Task → In the entries below, identify every line with the string "대통령이" and copy it.

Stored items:
···

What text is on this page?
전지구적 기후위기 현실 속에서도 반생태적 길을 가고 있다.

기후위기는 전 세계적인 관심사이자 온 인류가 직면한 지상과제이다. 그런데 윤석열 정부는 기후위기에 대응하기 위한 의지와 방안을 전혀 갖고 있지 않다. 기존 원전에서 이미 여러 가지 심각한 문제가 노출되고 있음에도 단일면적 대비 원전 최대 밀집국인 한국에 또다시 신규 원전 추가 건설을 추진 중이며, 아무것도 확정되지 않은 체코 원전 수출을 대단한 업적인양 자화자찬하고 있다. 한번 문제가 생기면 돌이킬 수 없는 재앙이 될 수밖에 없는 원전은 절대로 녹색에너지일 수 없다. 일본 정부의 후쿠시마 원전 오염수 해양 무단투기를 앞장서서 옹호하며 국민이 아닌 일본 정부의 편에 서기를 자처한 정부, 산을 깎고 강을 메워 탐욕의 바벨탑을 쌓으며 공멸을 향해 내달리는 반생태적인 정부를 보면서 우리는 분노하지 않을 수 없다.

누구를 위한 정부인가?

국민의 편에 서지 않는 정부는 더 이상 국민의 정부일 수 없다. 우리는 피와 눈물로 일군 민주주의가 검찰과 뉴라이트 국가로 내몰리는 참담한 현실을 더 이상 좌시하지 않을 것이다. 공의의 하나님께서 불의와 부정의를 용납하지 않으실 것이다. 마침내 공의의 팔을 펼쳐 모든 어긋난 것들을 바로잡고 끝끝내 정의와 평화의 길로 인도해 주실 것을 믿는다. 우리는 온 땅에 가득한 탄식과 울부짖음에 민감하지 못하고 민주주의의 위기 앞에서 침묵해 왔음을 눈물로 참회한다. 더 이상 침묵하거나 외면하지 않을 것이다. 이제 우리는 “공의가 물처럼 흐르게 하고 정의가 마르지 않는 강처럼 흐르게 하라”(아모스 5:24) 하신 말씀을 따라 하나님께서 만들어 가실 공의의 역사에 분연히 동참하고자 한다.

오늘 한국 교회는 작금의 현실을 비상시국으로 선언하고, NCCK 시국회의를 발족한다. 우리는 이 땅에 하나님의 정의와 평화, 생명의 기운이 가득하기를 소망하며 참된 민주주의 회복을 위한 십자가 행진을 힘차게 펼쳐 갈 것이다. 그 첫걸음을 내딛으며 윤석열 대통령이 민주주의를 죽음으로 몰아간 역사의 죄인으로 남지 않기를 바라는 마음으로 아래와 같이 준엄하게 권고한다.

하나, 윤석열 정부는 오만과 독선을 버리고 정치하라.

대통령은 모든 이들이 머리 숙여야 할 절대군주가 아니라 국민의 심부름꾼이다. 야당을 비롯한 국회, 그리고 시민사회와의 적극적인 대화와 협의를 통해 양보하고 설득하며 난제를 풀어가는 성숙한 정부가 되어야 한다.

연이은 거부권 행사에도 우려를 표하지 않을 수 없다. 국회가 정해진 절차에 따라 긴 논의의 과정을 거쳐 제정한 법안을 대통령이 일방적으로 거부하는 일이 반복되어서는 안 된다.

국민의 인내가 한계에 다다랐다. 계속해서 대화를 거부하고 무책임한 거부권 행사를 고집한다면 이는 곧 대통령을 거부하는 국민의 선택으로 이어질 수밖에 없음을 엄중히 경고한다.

···

Answer to this problem →
오늘 한국 교회는 작금의 현실을 비상시국으로 선언하고, NCCK 시국회의를 발족한다. 우리는 이 땅에 하나님의 정의와 평화, 생명의 기운이 가득하기를 소망하며 참된 민주주의 회복을 위한 십자가 행진을 힘차게 펼쳐 갈 것이다. 그 첫걸음을 내딛으며 윤석열 대통령이 민주주의를 죽음으로 몰아간 역사의 죄인으로 남지 않기를 바라는 마음으로 아래와 같이 준엄하게 권고한다.
연이은 거부권 행사에도 우려를 표하지 않을 수 없다. 국회가 정해진 절차에 따라 긴 논의의 과정을 거쳐 제정한 법안을 대통령이 일방적으로 거부하는 일이 반복되어서는 안 된다.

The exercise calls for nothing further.